>> Start THE DATA

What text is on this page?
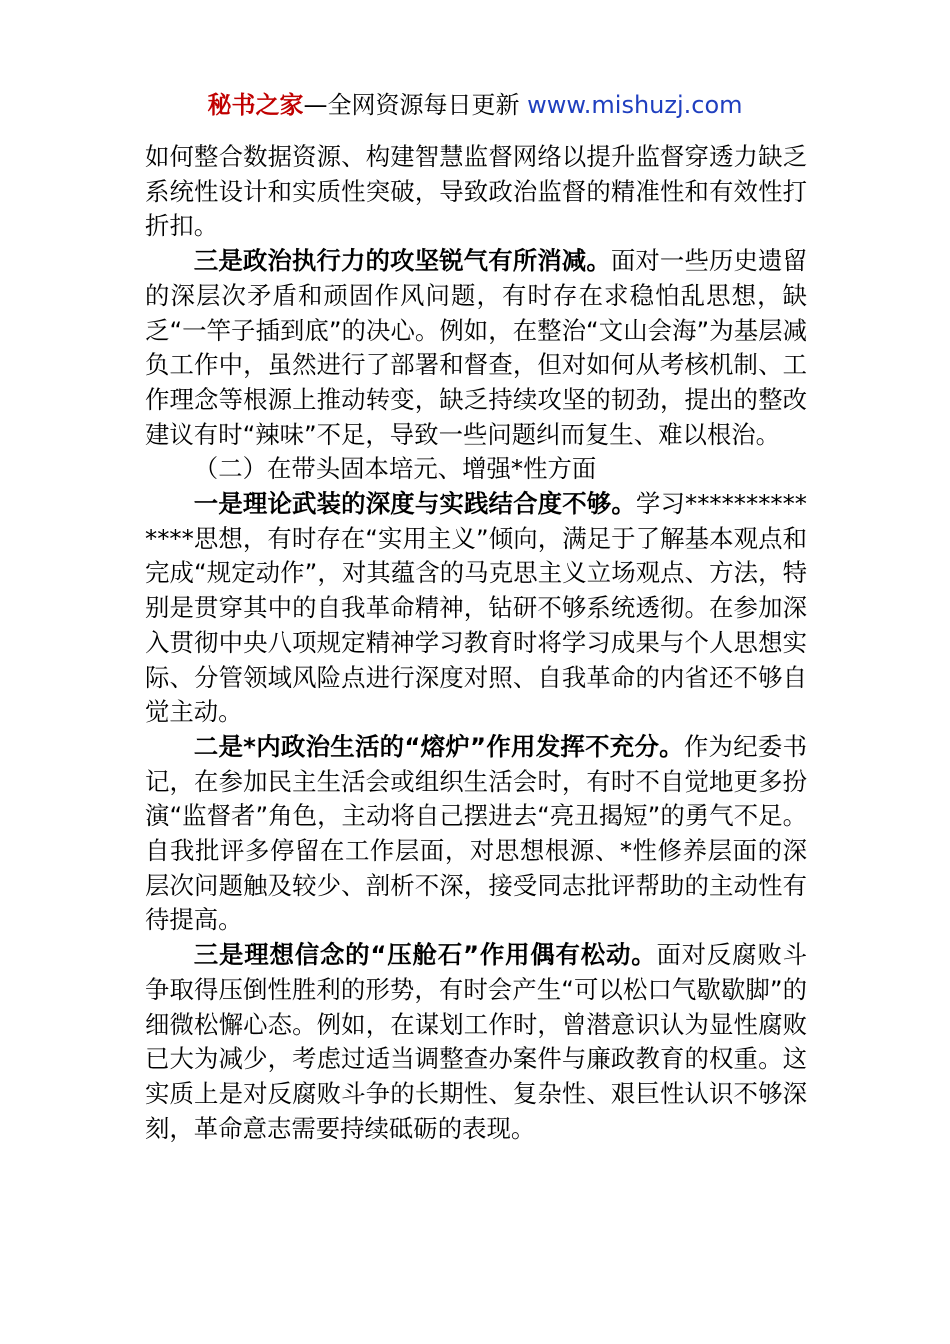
秘书之家—全网资源每日更新 www.mishuzj.com

如何整合数据资源、构建智慧监督网络以提升监督穿透力缺乏系统性设计和实质性突破，导致政治监督的精准性和有效性打折扣。

三是政治执行力的攻坚锐气有所消减。面对一些历史遗留的深层次矛盾和顽固作风问题，有时存在求稳怕乱思想，缺乏“一竿子插到底”的决心。例如，在整治“文山会海”为基层减负工作中，虽然进行了部署和督查，但对如何从考核机制、工作理念等根源上推动转变，缺乏持续攻坚的韧劲，提出的整改建议有时“辣味”不足，导致一些问题纠而复生、难以根治。

（二）在带头固本培元、增强*性方面

一是理论武装的深度与实践结合度不够。学习**************思想，有时存在“实用主义”倾向，满足于了解基本观点和完成“规定动作”，对其蕴含的马克思主义立场观点、方法，特别是贯穿其中的自我革命精神，钻研不够系统透彻。在参加深入贯彻中央八项规定精神学习教育时将学习成果与个人思想实际、分管领域风险点进行深度对照、自我革命的内省还不够自觉主动。

二是*内政治生活的“熔炉”作用发挥不充分。作为纪委书记，在参加民主生活会或组织生活会时，有时不自觉地更多扮演“监督者”角色，主动将自己摆进去“亮丑揭短”的勇气不足。自我批评多停留在工作层面，对思想根源、*性修养层面的深层次问题触及较少、剖析不深，接受同志批评帮助的主动性有待提高。

三是理想信念的“压舱石”作用偶有松动。面对反腐败斗争取得压倒性胜利的形势，有时会产生“可以松口气歇歇脚”的细微松懈心态。例如，在谋划工作时，曾潜意识认为显性腐败已大为减少，考虑过适当调整查办案件与廉政教育的权重。这实质上是对反腐败斗争的长期性、复杂性、艰巨性认识不够深刻，革命意志需要持续砥砺的表现。
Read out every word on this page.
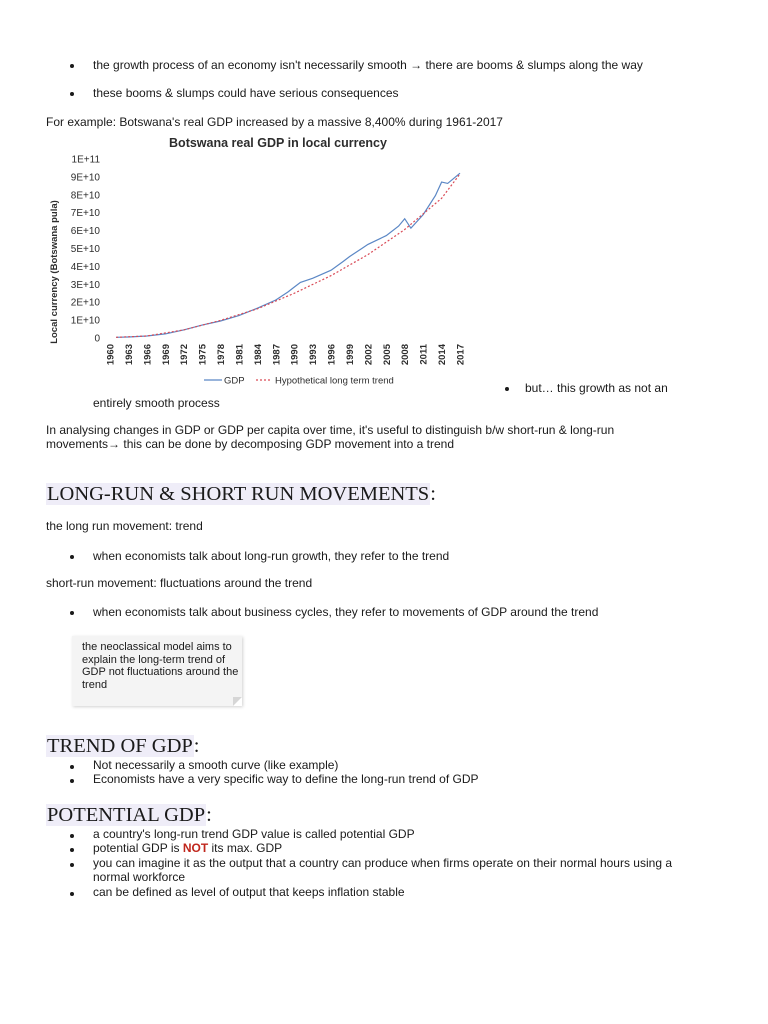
the growth process of an economy isn't necessarily smooth → there are booms & slumps along the way
these booms & slumps could have serious consequences
For example: Botswana's real GDP increased by a massive 8,400% during 1961-2017
Botswana real GDP in local currency
Local currency (Botswana pula)
1E+11
9E+10
8E+10
7E+10
6E+10
5E+10
4E+10
3E+10
2E+10
1E+10
0
1960 1963 1966 1969 1972 1975 1978 1981 1984 1987 1990 1993 1996 1999 2002 2005 2008 2011 2014 2017
GDP	Hypothetical long term trend	but… this growth as not an
entirely smooth process
In analysing changes in GDP or GDP per capita over time, it's useful to distinguish b/w short-run & long-run
movements→ this can be done by decomposing GDP movement into a trend
LONG-RUN & SHORT RUN MOVEMENTS:
the long run movement: trend
when economists talk about long-run growth, they refer to the trend
short-run movement: fluctuations around the trend
when economists talk about business cycles, they refer to movements of GDP around the trend
the neoclassical model aims to explain the long-term trend of GDP not fluctuations around the trend
TREND OF GDP:
Not necessarily a smooth curve (like example)
Economists have a very specific way to define the long-run trend of GDP
POTENTIAL GDP:
a country's long-run trend GDP value is called potential GDP
potential GDP is NOT its max. GDP
you can imagine it as the output that a country can produce when firms operate on their normal hours using a
normal workforce
can be defined as level of output that keeps inflation stable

>> End THE DATA

BRIEF
Leave the pictures out, and print every line of the listing exactly as written.

SOLUTION FOR THIS TASK
What text is on this page?
秘书之家—全网资源每日更新 www.mishuzj.com

如何整合数据资源、构建智慧监督网络以提升监督穿透力缺乏系统性设计和实质性突破，导致政治监督的精准性和有效性打折扣。

三是政治执行力的攻坚锐气有所消减。面对一些历史遗留的深层次矛盾和顽固作风问题，有时存在求稳怕乱思想，缺乏“一竿子插到底”的决心。例如，在整治“文山会海”为基层减负工作中，虽然进行了部署和督查，但对如何从考核机制、工作理念等根源上推动转变，缺乏持续攻坚的韧劲，提出的整改建议有时“辣味”不足，导致一些问题纠而复生、难以根治。

（二）在带头固本培元、增强*性方面

一是理论武装的深度与实践结合度不够。学习**************思想，有时存在“实用主义”倾向，满足于了解基本观点和完成“规定动作”，对其蕴含的马克思主义立场观点、方法，特别是贯穿其中的自我革命精神，钻研不够系统透彻。在参加深入贯彻中央八项规定精神学习教育时将学习成果与个人思想实际、分管领域风险点进行深度对照、自我革命的内省还不够自觉主动。

二是*内政治生活的“熔炉”作用发挥不充分。作为纪委书记，在参加民主生活会或组织生活会时，有时不自觉地更多扮演“监督者”角色，主动将自己摆进去“亮丑揭短”的勇气不足。自我批评多停留在工作层面，对思想根源、*性修养层面的深层次问题触及较少、剖析不深，接受同志批评帮助的主动性有待提高。

三是理想信念的“压舱石”作用偶有松动。面对反腐败斗争取得压倒性胜利的形势，有时会产生“可以松口气歇歇脚”的细微松懈心态。例如，在谋划工作时，曾潜意识认为显性腐败已大为减少，考虑过适当调整查办案件与廉政教育的权重。这实质上是对反腐败斗争的长期性、复杂性、艰巨性认识不够深刻，革命意志需要持续砥砺的表现。
Read out every word on this page.
the growth process of an economy isn't necessarily smooth → there are booms & slumps along the way
these booms & slumps could have serious consequences
For example: Botswana's real GDP increased by a massive 8,400% during 1961-2017
Botswana real GDP in local currency
Local currency (Botswana pula)
1E+11
9E+10
8E+10
7E+10
6E+10
5E+10
4E+10
3E+10
2E+10
1E+10
0
1960 1963 1966 1969 1972 1975 1978 1981 1984 1987 1990 1993 1996 1999 2002 2005 2008 2011 2014 2017
GDP	Hypothetical long term trend	but… this growth as not an
entirely smooth process
In analysing changes in GDP or GDP per capita over time, it's useful to distinguish b/w short-run & long-run
movements→ this can be done by decomposing GDP movement into a trend
LONG-RUN & SHORT RUN MOVEMENTS:
the long run movement: trend
when economists talk about long-run growth, they refer to the trend
short-run movement: fluctuations around the trend
when economists talk about business cycles, they refer to movements of GDP around the trend
the neoclassical model aims to explain the long-term trend of GDP not fluctuations around the trend
TREND OF GDP:
Not necessarily a smooth curve (like example)
Economists have a very specific way to define the long-run trend of GDP
POTENTIAL GDP:
a country's long-run trend GDP value is called potential GDP
potential GDP is NOT its max. GDP
you can imagine it as the output that a country can produce when firms operate on their normal hours using a
normal workforce
can be defined as level of output that keeps inflation stable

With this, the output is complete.